- **Stated problem**: Quote the material below verbatim, from its first line through the line containing "text-line: 魅力所在。 [169,946,274,970]", with both ends included.

════

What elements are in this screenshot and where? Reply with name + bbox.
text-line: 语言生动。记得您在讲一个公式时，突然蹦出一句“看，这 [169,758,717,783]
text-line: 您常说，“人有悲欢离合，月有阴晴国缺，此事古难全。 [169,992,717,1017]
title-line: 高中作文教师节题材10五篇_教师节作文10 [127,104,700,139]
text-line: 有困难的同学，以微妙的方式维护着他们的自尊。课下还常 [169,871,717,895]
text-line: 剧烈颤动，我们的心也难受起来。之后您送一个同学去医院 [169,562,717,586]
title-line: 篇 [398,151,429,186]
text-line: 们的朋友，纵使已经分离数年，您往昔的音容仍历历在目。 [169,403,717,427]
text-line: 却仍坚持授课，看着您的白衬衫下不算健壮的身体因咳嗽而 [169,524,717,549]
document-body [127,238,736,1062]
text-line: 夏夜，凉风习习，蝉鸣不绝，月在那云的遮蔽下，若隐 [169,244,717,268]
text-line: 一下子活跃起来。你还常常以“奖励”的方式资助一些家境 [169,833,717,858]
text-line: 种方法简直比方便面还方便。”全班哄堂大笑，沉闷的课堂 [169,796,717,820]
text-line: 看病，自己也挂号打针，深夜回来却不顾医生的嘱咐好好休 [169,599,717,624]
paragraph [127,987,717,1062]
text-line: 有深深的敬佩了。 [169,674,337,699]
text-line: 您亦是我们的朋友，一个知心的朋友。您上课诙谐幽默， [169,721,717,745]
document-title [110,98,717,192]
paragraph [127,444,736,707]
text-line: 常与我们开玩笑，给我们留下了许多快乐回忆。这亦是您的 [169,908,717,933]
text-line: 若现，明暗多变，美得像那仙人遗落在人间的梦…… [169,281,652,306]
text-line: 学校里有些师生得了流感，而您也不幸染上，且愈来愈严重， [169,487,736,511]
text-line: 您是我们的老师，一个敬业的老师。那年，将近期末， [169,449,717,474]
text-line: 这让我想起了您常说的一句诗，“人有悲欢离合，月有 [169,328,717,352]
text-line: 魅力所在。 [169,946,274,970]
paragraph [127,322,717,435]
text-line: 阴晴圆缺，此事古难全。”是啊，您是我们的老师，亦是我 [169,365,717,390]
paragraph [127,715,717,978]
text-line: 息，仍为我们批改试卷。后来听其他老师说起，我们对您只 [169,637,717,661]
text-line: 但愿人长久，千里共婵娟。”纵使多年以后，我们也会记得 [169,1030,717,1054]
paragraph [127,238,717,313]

════

- **Solution**:
What elements are in this screenshot and where? Reply with name + bbox.
text-line: 语言生动。记得您在讲一个公式时，突然蹦出一句“看，这 [169,758,717,783]
text-line: 您常说，“人有悲欢离合，月有阴晴国缺，此事古难全。 [169,992,717,1017]
title-line: 高中作文教师节题材10五篇_教师节作文10 [127,104,700,139]
text-line: 有困难的同学，以微妙的方式维护着他们的自尊。课下还常 [169,871,717,895]
text-line: 剧烈颤动，我们的心也难受起来。之后您送一个同学去医院 [169,562,717,586]
title-line: 篇 [398,151,429,186]
text-line: 们的朋友，纵使已经分离数年，您往昔的音容仍历历在目。 [169,403,717,427]
text-line: 却仍坚持授课，看着您的白衬衫下不算健壮的身体因咳嗽而 [169,524,717,549]
document-body [127,238,736,1062]
text-line: 夏夜，凉风习习，蝉鸣不绝，月在那云的遮蔽下，若隐 [169,244,717,268]
text-line: 一下子活跃起来。你还常常以“奖励”的方式资助一些家境 [169,833,717,858]
text-line: 种方法简直比方便面还方便。”全班哄堂大笑，沉闷的课堂 [169,796,717,820]
text-line: 看病，自己也挂号打针，深夜回来却不顾医生的嘱咐好好休 [169,599,717,624]
paragraph [127,987,717,1062]
text-line: 有深深的敬佩了。 [169,674,337,699]
text-line: 您亦是我们的朋友，一个知心的朋友。您上课诙谐幽默， [169,721,717,745]
document-title [110,98,717,192]
paragraph [127,444,736,707]
text-line: 常与我们开玩笑，给我们留下了许多快乐回忆。这亦是您的 [169,908,717,933]
text-line: 若现，明暗多变，美得像那仙人遗落在人间的梦…… [169,281,652,306]
text-line: 学校里有些师生得了流感，而您也不幸染上，且愈来愈严重， [169,487,736,511]
text-line: 您是我们的老师，一个敬业的老师。那年，将近期末， [169,449,717,474]
text-line: 这让我想起了您常说的一句诗，“人有悲欢离合，月有 [169,328,717,352]
text-line: 魅力所在。 [169,946,274,970]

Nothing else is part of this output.